*Exercices*
• 1. Traduisez en anglais cette phrase du texte sur les livres : « Il y a beaucoup d’humour dans ces pages. »
• 2. D'après le texte sur les livres, chez quel éditeur Profession du père est-il publié ?

*Texte à lire*

En passant dans le rayons BD (au RDC, pour les grands, pas au 3e chez les enfants) d’une médiathèque, je me suis arrêtée sur Profession du père, de Sébastien Gnaedig. C’est une adaptation du roman de Sorj Chalandon. Je vous le dis tout de suite : je n’ai pas lu la version sans images. Mais la version adaptée a renforcé l’envie de la découvrir, même si je peux m’attendre à une violence accrue. En noir et blanc, en quelques dessins, l’intensité est présente. La dérive d’une homme dans une période sombre de l’histoire de France. « Les événements » dans nos livres d’histoire, pour ne pas dire « la guerre » d’Algérie. Je ne sais pas ce qu’en pensent celles et ceux qui ont lu S. Chalandon. Cette adaptation est une introduction, une ouverture. Profession du père est publié aux éditions Futuropolis en 2018.
Le point de départ de l’auteure est que nous avons été, ou serons, toutes et tous un jour confrontés à la mort de notre mère. La narratrice, journaliste célibataire de 31 ans, décrit ce qui l’oppose à sa sœur, mariée, 2 enfants. Leur mère meurt brutalement. Assassinée. Le lecteur suit avec la narratrice l’enquête, les arrangements pour vider la maison, ce que deviennent les relations familiales et sociales lorsque l’on perd sa mère aussi dramatiquement. Des secrets vont au fil des pages transformer des vérités jusqu’ici bien établies. Il y a beaucoup d’humour dans ces pages. Et des rebondissements. Le récit m’a parlé, souvent. Mère disparue est paru en 2007, édité par les éditions Philippe Rey.
Trois livres en forme de trilogie de Deborah Levy, auteure sud-africaine vivant en Grande-Bretagne : Le goût de la vie, Ce que je ne veux pas savoir et Etat des lieux. Les ouvrages sont traduits par Céline Leroy. Une écriture très ancrée dans la vie, mais en même temps très subtile, où l’auteure à la fois s’interroge sur la présence du passé dans le présent, et très souvent décale notre regard sur des évènements très simples et quotidiens pour en dégager un aspect neuf. Elle y excelle lorsqu’elle questionne, sans verser dans la démonstration, les rapports de genre, son travail d’écrivaine, ses rêves non réalisés. Elle est souvent drôle, légère et toujours intéressante. Merci à la traduction excellente.

Enregistrements d'un jeu de données

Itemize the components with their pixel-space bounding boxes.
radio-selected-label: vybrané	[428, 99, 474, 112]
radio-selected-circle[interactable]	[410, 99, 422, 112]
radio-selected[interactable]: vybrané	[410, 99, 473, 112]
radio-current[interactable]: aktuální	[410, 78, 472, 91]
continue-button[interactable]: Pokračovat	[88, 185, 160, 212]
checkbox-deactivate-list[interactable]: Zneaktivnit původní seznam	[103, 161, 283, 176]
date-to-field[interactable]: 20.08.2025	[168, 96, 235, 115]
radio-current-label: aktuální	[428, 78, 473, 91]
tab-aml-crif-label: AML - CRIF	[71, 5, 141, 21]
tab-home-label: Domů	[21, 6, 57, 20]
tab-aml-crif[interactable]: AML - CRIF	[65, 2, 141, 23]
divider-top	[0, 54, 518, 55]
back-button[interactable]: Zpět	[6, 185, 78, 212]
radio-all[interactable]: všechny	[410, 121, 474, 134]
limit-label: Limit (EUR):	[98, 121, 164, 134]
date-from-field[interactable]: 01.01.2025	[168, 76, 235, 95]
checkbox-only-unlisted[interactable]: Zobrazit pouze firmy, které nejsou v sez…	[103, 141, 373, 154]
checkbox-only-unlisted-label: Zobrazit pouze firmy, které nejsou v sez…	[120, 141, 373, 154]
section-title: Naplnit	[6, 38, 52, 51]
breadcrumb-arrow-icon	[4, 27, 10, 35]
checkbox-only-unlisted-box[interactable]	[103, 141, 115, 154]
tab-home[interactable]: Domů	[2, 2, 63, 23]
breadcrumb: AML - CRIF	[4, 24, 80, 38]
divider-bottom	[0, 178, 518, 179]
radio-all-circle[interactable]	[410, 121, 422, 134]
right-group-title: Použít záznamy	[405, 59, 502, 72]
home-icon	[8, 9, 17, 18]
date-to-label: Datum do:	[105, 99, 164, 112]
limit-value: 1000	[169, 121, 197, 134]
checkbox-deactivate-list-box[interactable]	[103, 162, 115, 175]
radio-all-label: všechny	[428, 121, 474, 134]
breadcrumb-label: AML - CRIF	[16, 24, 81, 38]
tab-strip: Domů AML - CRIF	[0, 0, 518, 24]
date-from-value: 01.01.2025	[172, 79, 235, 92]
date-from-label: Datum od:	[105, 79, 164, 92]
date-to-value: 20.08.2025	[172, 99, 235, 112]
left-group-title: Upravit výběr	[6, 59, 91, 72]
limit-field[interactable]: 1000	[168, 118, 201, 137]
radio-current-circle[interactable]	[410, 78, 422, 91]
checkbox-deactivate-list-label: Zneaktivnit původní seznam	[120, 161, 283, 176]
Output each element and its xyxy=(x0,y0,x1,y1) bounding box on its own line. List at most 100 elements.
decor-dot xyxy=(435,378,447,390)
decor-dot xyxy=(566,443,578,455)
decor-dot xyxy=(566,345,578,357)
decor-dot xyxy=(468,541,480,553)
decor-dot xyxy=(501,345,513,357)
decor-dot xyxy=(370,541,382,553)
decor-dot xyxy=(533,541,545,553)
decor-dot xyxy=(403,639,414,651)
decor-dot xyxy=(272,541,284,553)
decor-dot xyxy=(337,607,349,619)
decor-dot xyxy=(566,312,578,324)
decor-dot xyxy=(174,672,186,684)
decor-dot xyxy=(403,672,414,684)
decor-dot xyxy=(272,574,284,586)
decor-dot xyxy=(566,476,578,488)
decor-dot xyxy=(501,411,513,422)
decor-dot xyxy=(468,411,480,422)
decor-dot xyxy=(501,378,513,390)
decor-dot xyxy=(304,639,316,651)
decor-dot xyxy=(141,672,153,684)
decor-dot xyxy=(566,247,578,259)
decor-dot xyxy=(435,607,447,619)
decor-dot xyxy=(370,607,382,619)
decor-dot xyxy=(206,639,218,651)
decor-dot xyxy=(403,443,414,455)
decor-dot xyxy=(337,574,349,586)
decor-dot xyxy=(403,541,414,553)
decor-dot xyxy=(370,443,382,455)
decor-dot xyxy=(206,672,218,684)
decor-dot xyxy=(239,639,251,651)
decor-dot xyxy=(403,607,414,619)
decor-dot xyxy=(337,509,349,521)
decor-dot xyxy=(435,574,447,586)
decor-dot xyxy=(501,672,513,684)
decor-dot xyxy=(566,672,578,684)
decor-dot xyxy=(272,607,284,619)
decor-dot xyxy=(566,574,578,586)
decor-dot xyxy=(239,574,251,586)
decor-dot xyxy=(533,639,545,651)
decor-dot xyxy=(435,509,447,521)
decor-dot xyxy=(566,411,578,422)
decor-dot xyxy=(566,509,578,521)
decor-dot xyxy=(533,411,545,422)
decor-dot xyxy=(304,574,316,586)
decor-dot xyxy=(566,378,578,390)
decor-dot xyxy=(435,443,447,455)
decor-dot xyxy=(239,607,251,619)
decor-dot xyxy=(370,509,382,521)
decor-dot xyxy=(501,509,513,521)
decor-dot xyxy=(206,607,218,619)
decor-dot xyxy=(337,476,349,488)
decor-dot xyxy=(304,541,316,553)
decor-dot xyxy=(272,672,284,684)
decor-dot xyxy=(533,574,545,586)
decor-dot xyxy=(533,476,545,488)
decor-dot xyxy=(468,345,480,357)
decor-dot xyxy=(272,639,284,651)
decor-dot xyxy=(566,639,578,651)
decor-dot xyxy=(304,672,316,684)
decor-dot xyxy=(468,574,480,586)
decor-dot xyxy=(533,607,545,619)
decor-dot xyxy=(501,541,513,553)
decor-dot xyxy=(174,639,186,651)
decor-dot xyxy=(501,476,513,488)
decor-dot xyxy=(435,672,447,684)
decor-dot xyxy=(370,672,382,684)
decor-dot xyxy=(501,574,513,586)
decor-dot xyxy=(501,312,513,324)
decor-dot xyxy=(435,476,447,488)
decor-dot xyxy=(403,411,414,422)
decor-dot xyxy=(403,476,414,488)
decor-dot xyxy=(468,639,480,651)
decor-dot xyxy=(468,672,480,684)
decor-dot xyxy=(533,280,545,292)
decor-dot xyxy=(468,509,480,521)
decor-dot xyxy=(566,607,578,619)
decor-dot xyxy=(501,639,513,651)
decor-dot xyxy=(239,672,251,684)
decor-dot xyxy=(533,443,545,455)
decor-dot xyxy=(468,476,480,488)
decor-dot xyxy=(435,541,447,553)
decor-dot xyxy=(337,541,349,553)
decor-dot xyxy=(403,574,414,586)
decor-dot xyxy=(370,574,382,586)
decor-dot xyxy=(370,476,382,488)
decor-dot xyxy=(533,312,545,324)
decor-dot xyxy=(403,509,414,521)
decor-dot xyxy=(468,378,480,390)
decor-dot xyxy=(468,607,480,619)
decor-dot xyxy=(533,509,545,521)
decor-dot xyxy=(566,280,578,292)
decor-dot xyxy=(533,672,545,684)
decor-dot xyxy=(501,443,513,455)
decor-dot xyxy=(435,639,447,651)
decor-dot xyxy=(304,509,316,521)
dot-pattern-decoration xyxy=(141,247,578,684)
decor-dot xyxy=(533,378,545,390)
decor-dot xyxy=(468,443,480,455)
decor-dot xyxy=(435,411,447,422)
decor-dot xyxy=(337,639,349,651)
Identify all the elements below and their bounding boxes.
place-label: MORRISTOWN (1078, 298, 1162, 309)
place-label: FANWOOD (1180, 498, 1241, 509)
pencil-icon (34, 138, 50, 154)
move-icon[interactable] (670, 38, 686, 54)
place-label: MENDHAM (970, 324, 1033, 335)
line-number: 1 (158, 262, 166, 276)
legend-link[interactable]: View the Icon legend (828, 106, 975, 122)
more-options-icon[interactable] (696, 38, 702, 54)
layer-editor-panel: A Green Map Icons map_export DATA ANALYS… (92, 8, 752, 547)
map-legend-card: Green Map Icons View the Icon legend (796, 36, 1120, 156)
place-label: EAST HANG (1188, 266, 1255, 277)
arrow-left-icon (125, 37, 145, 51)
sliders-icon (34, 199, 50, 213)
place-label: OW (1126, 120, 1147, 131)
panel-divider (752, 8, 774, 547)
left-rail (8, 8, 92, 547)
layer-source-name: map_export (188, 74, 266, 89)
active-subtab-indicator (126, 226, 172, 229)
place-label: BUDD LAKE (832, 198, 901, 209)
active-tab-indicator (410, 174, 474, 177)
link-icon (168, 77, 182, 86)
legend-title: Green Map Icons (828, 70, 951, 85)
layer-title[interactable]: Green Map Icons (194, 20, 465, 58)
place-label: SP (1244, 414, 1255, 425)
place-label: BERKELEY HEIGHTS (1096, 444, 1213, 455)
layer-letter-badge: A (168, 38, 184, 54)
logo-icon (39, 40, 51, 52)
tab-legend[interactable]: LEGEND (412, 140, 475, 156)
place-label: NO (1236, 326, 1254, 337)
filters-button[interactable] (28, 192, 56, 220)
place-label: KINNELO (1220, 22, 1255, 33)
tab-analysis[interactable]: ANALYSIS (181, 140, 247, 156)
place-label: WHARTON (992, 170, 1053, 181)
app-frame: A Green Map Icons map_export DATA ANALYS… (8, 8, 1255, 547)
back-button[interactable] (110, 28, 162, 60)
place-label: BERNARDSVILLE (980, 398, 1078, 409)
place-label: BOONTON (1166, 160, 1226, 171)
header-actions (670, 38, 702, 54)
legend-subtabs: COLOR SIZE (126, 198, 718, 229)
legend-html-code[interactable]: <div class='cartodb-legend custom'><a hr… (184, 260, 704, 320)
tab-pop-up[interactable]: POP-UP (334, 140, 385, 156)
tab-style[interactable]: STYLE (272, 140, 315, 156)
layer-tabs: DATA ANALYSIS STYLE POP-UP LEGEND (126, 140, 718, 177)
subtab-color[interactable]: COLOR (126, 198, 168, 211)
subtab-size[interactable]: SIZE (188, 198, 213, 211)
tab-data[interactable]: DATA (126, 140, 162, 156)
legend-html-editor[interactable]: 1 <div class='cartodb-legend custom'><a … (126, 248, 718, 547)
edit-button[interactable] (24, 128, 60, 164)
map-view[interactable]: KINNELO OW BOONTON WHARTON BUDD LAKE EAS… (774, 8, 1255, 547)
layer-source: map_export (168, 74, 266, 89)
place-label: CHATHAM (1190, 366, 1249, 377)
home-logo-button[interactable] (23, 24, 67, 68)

*Corrigés*
• 1. There is a lot of humor in these pages.

• 2. Chez Futuropolis.